▶ _Aim_:
Each line of the material below that holds the word "type" needs to be copied.
------ Data in this exercise ------
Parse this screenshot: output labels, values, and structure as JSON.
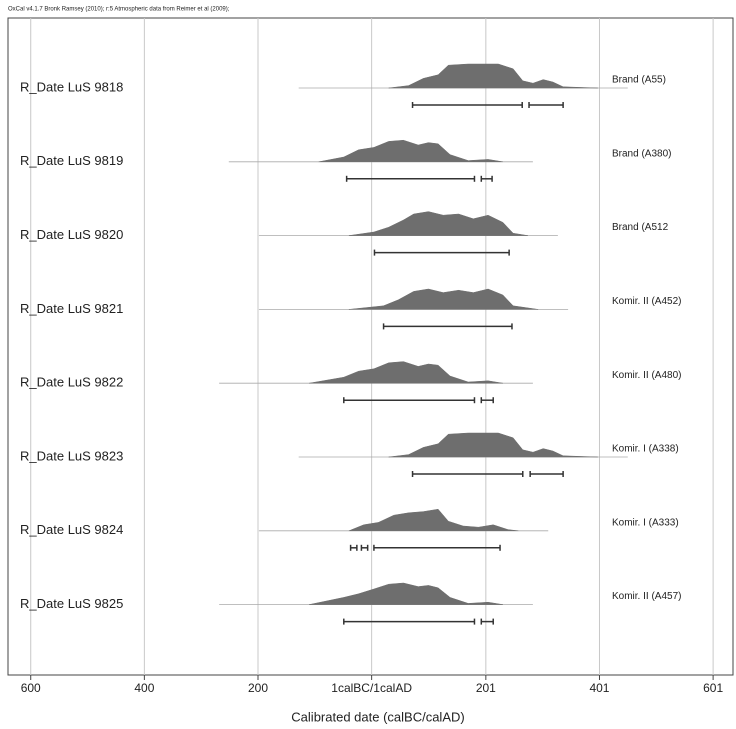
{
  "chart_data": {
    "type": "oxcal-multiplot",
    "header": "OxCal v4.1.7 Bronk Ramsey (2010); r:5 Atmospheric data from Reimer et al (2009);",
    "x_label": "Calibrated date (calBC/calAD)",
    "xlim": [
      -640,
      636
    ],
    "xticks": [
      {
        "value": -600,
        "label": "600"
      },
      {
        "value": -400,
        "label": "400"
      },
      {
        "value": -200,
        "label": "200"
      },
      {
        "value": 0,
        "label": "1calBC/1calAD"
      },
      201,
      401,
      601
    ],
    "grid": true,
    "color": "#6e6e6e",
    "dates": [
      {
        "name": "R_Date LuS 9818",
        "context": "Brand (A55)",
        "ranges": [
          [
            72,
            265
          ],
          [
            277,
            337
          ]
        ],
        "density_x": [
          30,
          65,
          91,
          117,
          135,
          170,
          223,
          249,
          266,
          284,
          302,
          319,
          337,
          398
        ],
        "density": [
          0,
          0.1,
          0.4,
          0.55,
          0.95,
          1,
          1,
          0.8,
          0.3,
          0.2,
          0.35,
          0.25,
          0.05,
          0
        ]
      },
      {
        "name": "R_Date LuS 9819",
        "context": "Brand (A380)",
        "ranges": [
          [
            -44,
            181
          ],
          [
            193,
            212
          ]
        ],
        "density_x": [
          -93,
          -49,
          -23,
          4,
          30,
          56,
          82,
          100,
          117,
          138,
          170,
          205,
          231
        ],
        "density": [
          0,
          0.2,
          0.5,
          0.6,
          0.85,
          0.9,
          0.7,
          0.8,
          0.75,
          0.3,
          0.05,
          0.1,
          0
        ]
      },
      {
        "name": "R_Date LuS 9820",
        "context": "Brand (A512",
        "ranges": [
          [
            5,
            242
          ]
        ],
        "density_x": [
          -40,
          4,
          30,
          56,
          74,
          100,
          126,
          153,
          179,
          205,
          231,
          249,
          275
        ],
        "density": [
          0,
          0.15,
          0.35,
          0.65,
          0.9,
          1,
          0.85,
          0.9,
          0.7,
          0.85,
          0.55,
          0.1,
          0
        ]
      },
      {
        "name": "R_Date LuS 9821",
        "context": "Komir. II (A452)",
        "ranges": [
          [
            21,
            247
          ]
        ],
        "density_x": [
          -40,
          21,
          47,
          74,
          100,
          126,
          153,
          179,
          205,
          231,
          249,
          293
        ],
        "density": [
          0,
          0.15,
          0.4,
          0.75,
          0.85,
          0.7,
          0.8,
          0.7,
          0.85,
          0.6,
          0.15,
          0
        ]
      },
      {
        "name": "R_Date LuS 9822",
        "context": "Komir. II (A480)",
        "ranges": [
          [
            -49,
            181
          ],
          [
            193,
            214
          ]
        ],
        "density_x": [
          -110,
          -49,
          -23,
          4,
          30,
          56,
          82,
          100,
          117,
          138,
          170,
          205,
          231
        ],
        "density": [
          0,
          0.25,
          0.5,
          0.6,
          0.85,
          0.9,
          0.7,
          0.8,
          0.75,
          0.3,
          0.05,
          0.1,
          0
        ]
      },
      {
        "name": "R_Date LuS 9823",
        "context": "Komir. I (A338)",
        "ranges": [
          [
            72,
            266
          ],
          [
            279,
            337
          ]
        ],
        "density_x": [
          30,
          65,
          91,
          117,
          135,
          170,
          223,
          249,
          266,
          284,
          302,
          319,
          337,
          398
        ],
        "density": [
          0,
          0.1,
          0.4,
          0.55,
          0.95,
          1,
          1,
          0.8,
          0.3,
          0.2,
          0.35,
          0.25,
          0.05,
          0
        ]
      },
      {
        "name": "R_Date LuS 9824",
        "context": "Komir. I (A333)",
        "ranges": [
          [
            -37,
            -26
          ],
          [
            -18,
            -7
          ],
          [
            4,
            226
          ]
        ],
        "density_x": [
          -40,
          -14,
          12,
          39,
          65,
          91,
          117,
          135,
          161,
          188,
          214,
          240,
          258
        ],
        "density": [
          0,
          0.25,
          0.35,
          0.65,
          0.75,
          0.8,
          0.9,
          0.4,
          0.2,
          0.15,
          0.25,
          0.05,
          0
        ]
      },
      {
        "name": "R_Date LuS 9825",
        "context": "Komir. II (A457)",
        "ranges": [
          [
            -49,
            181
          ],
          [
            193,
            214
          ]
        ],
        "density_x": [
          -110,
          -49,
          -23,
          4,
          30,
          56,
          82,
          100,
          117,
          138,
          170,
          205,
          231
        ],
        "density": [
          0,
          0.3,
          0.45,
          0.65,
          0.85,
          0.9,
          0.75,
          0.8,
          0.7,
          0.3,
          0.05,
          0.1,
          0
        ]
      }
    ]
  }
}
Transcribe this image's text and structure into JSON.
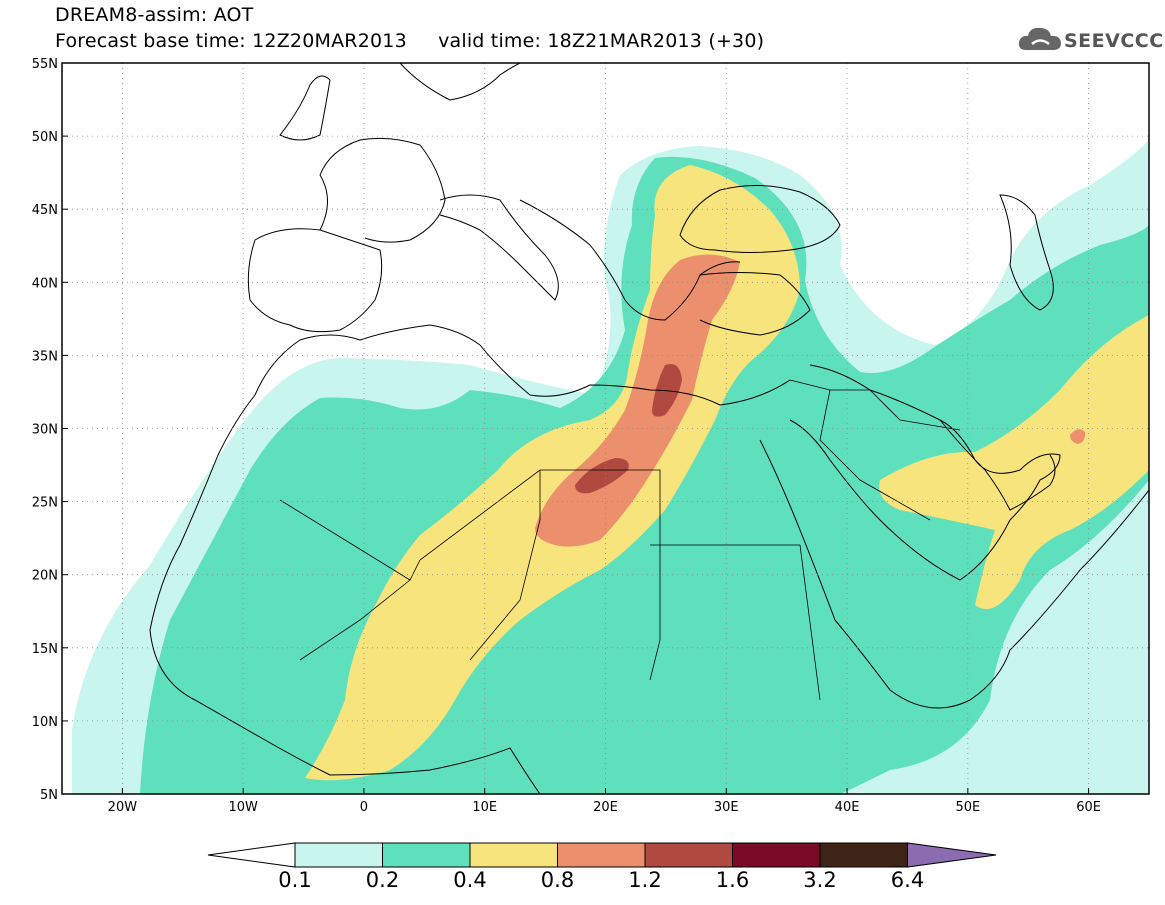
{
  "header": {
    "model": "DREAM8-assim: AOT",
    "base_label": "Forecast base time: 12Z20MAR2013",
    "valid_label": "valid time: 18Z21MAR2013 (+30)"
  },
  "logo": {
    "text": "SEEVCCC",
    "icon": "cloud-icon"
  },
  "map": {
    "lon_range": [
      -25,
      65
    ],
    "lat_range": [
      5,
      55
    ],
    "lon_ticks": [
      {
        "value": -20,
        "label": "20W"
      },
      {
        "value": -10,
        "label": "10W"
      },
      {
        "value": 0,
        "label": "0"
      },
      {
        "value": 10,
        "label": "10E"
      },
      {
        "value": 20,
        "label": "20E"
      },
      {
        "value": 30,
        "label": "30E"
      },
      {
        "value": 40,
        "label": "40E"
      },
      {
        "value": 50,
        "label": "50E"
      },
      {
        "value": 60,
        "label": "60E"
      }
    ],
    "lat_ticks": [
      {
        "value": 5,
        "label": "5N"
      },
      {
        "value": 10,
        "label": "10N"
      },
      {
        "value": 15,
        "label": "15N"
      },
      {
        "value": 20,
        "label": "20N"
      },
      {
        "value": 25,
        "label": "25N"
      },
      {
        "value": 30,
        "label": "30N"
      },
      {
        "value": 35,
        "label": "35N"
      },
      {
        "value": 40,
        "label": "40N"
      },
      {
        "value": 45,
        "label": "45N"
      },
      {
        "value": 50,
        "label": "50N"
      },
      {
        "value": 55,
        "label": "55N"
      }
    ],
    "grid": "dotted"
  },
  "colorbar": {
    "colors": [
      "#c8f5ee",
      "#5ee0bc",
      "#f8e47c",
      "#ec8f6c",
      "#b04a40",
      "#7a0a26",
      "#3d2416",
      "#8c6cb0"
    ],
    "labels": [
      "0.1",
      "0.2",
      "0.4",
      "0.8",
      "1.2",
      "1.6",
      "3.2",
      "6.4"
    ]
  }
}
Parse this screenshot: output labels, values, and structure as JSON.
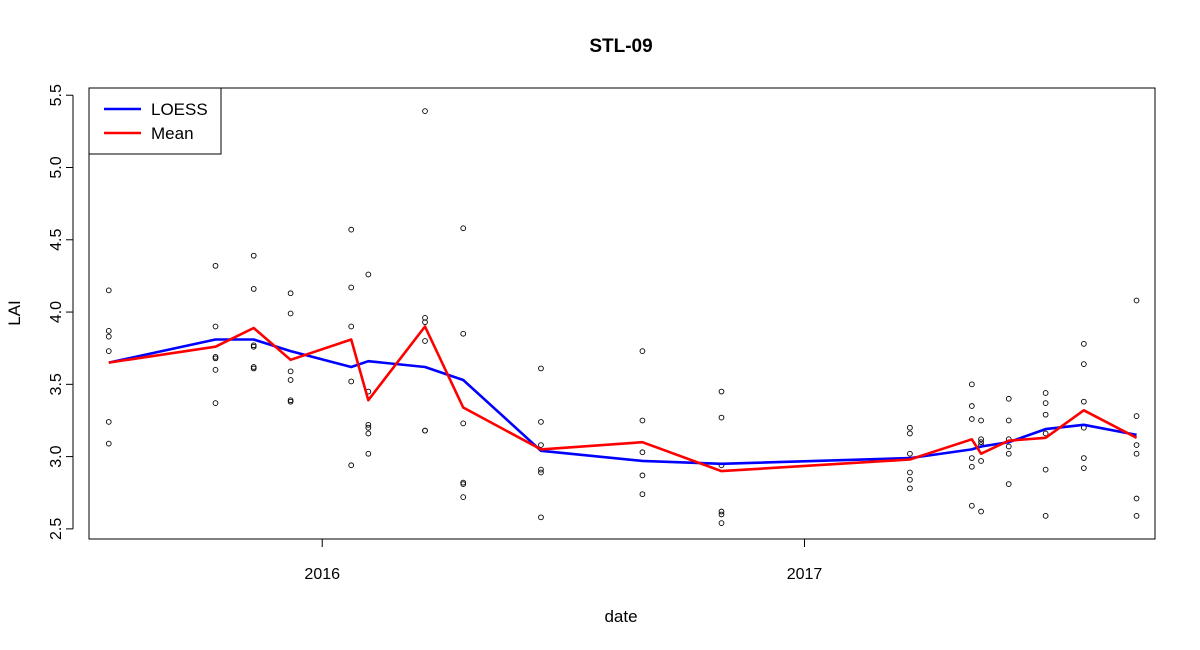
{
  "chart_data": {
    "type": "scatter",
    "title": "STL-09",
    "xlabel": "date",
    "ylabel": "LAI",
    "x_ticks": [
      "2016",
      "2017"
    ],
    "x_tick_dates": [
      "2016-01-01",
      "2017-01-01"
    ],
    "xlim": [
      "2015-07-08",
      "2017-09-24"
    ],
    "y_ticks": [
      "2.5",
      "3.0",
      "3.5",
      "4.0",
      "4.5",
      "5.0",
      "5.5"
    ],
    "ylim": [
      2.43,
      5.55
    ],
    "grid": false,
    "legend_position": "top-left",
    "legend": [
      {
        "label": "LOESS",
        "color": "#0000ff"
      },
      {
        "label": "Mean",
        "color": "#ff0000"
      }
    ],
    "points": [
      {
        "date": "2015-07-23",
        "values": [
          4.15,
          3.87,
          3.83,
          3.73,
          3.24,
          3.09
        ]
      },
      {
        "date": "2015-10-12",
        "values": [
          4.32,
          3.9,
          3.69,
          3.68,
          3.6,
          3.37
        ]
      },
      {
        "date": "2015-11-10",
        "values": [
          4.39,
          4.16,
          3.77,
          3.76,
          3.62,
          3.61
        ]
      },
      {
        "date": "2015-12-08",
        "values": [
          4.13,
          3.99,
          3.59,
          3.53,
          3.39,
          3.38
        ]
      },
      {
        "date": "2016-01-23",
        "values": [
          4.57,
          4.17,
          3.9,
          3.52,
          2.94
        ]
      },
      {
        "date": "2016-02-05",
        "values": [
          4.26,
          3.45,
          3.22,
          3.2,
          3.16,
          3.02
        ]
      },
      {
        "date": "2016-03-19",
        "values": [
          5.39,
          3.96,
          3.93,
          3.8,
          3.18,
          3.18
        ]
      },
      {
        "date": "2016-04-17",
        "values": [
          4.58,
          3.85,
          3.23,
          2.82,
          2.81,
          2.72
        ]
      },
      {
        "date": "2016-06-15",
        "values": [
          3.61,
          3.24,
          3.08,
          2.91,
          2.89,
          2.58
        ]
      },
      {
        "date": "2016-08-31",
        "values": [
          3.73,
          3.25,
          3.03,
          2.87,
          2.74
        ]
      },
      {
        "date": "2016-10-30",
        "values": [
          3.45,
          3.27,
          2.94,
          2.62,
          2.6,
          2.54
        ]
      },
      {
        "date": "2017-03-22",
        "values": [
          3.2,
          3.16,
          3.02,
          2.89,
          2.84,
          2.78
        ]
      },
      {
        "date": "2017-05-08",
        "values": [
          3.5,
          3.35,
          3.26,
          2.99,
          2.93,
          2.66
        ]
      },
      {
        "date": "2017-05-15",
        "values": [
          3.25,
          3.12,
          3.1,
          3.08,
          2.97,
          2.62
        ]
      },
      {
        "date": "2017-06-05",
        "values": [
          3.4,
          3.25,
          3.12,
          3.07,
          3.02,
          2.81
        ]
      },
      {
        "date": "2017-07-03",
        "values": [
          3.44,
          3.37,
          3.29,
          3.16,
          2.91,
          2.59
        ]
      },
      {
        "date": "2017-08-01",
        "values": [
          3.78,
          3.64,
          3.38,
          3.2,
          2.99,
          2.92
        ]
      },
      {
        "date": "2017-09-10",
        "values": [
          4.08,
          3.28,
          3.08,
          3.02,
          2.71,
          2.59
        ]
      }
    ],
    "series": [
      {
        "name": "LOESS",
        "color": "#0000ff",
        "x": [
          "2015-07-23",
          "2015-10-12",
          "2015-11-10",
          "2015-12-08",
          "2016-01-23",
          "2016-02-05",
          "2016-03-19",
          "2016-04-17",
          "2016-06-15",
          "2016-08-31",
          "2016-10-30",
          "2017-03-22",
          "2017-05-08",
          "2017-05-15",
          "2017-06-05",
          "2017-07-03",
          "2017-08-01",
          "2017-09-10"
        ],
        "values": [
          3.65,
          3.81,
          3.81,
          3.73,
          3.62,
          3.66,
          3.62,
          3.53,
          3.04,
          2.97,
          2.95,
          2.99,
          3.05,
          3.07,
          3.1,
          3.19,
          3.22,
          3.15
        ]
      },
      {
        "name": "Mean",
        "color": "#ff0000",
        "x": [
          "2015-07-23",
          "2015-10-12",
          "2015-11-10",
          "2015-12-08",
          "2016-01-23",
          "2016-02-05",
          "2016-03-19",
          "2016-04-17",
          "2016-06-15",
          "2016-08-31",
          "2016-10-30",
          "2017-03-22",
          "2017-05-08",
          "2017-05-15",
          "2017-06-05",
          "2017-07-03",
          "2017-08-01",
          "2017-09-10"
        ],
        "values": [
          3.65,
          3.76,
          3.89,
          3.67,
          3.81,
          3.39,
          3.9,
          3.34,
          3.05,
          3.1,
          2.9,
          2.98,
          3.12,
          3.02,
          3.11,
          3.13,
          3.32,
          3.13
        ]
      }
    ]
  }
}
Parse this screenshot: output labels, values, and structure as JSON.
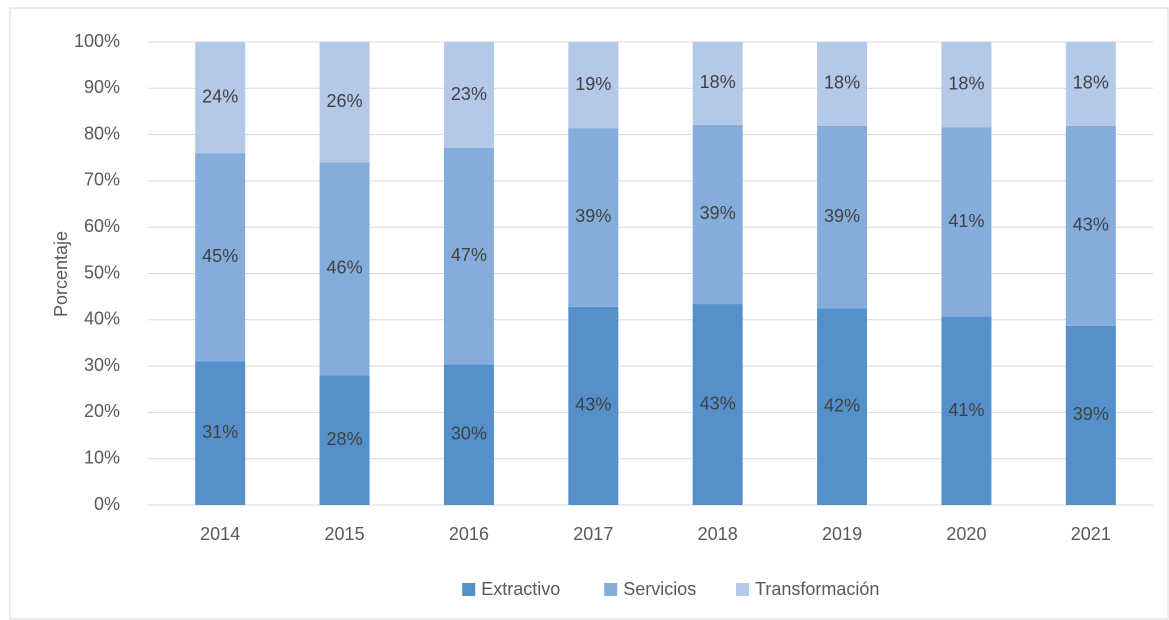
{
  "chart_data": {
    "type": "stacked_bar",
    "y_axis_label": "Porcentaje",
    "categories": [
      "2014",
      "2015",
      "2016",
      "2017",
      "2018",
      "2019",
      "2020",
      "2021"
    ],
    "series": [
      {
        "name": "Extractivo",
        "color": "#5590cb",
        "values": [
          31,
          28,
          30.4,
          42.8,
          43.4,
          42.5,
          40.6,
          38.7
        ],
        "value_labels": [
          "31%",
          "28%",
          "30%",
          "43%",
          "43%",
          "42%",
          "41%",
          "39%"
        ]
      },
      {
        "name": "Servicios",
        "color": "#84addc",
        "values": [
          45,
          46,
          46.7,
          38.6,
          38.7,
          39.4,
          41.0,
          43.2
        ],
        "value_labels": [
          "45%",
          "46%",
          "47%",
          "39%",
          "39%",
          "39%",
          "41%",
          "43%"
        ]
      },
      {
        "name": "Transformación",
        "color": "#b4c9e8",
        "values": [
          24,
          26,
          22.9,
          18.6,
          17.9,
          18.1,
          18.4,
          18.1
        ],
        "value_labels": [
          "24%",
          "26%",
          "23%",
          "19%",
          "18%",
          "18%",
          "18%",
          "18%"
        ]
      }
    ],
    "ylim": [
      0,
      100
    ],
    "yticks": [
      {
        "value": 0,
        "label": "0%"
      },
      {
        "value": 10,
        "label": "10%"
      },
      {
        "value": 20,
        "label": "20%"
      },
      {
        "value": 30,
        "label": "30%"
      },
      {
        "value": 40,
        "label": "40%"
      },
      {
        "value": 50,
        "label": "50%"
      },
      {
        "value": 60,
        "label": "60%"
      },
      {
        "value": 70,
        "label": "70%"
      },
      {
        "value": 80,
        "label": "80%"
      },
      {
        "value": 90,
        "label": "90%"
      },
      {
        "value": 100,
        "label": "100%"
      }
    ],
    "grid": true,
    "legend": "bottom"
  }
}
------
▶ _Output for this task_:
    "type": "oxcal-multiplot",
    "type": "scatter",
    "type": "stacked_bar",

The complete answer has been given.